DO THIS ::
Replace every occurrence of "Total territories" with "Territory count" in the data below, and reproduce all other lines unchanged.

MATERIALS PROVIDED ::
----------------

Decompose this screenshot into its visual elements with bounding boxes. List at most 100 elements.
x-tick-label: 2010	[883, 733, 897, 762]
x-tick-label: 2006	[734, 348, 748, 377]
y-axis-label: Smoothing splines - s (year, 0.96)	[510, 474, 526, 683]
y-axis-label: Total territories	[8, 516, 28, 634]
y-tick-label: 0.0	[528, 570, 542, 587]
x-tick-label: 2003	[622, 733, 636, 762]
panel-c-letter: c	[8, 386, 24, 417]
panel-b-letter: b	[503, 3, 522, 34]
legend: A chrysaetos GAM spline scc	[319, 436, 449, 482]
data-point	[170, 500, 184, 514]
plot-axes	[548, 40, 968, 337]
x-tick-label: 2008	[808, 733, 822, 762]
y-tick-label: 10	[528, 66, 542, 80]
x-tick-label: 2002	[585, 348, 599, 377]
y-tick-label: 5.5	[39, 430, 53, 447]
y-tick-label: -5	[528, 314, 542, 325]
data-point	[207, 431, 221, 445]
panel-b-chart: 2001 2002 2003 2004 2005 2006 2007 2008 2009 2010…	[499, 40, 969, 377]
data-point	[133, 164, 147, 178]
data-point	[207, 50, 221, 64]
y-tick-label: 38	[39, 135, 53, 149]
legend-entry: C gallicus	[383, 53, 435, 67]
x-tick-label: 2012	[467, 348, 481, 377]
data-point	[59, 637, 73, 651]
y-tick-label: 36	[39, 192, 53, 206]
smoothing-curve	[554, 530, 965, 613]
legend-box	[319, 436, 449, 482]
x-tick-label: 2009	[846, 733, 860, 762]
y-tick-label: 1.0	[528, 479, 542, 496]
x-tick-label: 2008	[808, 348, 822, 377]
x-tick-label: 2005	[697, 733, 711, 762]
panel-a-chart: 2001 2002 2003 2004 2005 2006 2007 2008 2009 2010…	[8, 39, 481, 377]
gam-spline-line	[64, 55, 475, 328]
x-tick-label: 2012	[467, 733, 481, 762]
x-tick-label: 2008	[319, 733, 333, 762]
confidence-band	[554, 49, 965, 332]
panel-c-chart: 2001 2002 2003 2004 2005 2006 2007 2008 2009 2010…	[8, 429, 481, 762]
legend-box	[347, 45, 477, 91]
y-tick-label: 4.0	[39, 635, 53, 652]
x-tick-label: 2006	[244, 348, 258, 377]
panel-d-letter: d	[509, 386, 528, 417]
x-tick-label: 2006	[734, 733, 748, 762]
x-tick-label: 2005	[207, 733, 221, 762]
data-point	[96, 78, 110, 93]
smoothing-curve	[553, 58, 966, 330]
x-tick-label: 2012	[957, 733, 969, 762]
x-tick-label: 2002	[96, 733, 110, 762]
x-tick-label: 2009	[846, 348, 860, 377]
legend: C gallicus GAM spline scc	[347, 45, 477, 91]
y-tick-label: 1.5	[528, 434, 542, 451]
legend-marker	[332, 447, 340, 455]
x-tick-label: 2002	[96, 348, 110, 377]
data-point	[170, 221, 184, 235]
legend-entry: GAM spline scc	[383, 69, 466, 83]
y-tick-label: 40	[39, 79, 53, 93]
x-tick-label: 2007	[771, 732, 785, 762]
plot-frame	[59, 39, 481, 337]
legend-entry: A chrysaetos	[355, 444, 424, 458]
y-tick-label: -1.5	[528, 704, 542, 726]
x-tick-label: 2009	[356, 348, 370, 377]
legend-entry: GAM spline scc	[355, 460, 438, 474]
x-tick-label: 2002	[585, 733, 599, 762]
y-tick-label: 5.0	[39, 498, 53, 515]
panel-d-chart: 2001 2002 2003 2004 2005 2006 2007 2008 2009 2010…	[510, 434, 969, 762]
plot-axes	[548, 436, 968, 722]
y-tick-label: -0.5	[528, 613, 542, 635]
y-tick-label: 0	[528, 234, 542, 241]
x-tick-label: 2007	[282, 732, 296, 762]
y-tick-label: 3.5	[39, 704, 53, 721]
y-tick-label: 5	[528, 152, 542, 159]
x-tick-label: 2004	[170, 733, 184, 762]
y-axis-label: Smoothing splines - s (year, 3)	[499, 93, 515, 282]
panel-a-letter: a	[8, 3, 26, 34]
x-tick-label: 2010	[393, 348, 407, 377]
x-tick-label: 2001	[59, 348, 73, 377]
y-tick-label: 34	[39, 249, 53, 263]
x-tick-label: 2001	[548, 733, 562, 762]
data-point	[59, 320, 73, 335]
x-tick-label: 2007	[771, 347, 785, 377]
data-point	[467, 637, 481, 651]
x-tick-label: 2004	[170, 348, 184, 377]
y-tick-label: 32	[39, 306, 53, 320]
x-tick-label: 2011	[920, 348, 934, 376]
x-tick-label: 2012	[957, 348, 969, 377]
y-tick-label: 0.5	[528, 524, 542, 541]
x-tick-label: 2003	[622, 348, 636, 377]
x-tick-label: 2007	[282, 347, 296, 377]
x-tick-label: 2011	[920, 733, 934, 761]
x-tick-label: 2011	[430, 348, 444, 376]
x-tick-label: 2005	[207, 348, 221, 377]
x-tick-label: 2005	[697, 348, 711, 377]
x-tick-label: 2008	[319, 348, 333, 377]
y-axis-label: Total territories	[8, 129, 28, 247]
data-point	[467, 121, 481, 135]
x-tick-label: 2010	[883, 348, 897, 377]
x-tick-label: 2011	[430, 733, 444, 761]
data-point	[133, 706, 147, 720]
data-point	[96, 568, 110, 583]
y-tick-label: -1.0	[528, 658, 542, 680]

----------------

THE OUTPUT ::
Decompose this screenshot into its visual elements with bounding boxes. List at most 100 elements.
x-tick-label: 2010	[883, 733, 897, 762]
x-tick-label: 2006	[734, 348, 748, 377]
y-axis-label: Smoothing splines - s (year, 0.96)	[510, 474, 526, 683]
y-axis-label: Territory count	[8, 516, 28, 634]
y-tick-label: 0.0	[528, 570, 542, 587]
x-tick-label: 2003	[622, 733, 636, 762]
panel-c-letter: c	[8, 386, 24, 417]
panel-b-letter: b	[503, 3, 522, 34]
legend: A chrysaetos GAM spline scc	[319, 436, 449, 482]
data-point	[170, 500, 184, 514]
plot-axes	[548, 40, 968, 337]
x-tick-label: 2008	[808, 733, 822, 762]
y-tick-label: 10	[528, 66, 542, 80]
x-tick-label: 2002	[585, 348, 599, 377]
y-tick-label: 5.5	[39, 430, 53, 447]
y-tick-label: -5	[528, 314, 542, 325]
data-point	[207, 431, 221, 445]
panel-b-chart: 2001 2002 2003 2004 2005 2006 2007 2008 2009 2010…	[499, 40, 969, 377]
data-point	[133, 164, 147, 178]
data-point	[207, 50, 221, 64]
y-tick-label: 38	[39, 135, 53, 149]
legend-entry: C gallicus	[383, 53, 435, 67]
x-tick-label: 2012	[467, 348, 481, 377]
data-point	[59, 637, 73, 651]
y-tick-label: 36	[39, 192, 53, 206]
smoothing-curve	[554, 530, 965, 613]
legend-box	[319, 436, 449, 482]
x-tick-label: 2009	[846, 733, 860, 762]
y-tick-label: 1.0	[528, 479, 542, 496]
x-tick-label: 2008	[808, 348, 822, 377]
x-tick-label: 2005	[697, 733, 711, 762]
panel-a-chart: 2001 2002 2003 2004 2005 2006 2007 2008 2009 2010…	[8, 39, 481, 377]
gam-spline-line	[64, 55, 475, 328]
x-tick-label: 2012	[467, 733, 481, 762]
x-tick-label: 2008	[319, 733, 333, 762]
confidence-band	[554, 49, 965, 332]
panel-c-chart: 2001 2002 2003 2004 2005 2006 2007 2008 2009 2010…	[8, 429, 481, 762]
legend-box	[347, 45, 477, 91]
y-tick-label: 4.0	[39, 635, 53, 652]
x-tick-label: 2006	[244, 348, 258, 377]
panel-d-letter: d	[509, 386, 528, 417]
x-tick-label: 2006	[734, 733, 748, 762]
x-tick-label: 2005	[207, 733, 221, 762]
data-point	[96, 78, 110, 93]
smoothing-curve	[553, 58, 966, 330]
x-tick-label: 2012	[957, 733, 969, 762]
x-tick-label: 2002	[96, 733, 110, 762]
x-tick-label: 2009	[846, 348, 860, 377]
legend: C gallicus GAM spline scc	[347, 45, 477, 91]
y-tick-label: 1.5	[528, 434, 542, 451]
legend-marker	[332, 447, 340, 455]
x-tick-label: 2002	[96, 348, 110, 377]
data-point	[170, 221, 184, 235]
legend-entry: GAM spline scc	[383, 69, 466, 83]
y-tick-label: 40	[39, 79, 53, 93]
x-tick-label: 2007	[771, 732, 785, 762]
plot-frame	[59, 39, 481, 337]
legend-entry: A chrysaetos	[355, 444, 424, 458]
y-tick-label: -1.5	[528, 704, 542, 726]
x-tick-label: 2009	[356, 348, 370, 377]
legend-entry: GAM spline scc	[355, 460, 438, 474]
x-tick-label: 2002	[585, 733, 599, 762]
y-tick-label: 5.0	[39, 498, 53, 515]
panel-d-chart: 2001 2002 2003 2004 2005 2006 2007 2008 2009 2010…	[510, 434, 969, 762]
plot-axes	[548, 436, 968, 722]
y-tick-label: -0.5	[528, 613, 542, 635]
y-tick-label: 0	[528, 234, 542, 241]
x-tick-label: 2007	[282, 732, 296, 762]
y-tick-label: 3.5	[39, 704, 53, 721]
y-tick-label: 5	[528, 152, 542, 159]
x-tick-label: 2004	[170, 733, 184, 762]
y-axis-label: Smoothing splines - s (year, 3)	[499, 93, 515, 282]
panel-a-letter: a	[8, 3, 26, 34]
x-tick-label: 2010	[393, 348, 407, 377]
x-tick-label: 2001	[59, 348, 73, 377]
y-tick-label: 34	[39, 249, 53, 263]
x-tick-label: 2001	[548, 733, 562, 762]
data-point	[59, 320, 73, 335]
x-tick-label: 2007	[771, 347, 785, 377]
data-point	[467, 637, 481, 651]
x-tick-label: 2004	[170, 348, 184, 377]
y-tick-label: 32	[39, 306, 53, 320]
x-tick-label: 2011	[920, 348, 934, 376]
x-tick-label: 2012	[957, 348, 969, 377]
y-tick-label: 0.5	[528, 524, 542, 541]
x-tick-label: 2003	[622, 348, 636, 377]
x-tick-label: 2007	[282, 347, 296, 377]
x-tick-label: 2011	[920, 733, 934, 761]
x-tick-label: 2011	[430, 348, 444, 376]
x-tick-label: 2005	[207, 348, 221, 377]
x-tick-label: 2005	[697, 348, 711, 377]
x-tick-label: 2008	[319, 348, 333, 377]
y-axis-label: Territory count	[8, 129, 28, 247]
data-point	[467, 121, 481, 135]
x-tick-label: 2010	[883, 348, 897, 377]
x-tick-label: 2011	[430, 733, 444, 761]
data-point	[133, 706, 147, 720]
data-point	[96, 568, 110, 583]
y-tick-label: -1.0	[528, 658, 542, 680]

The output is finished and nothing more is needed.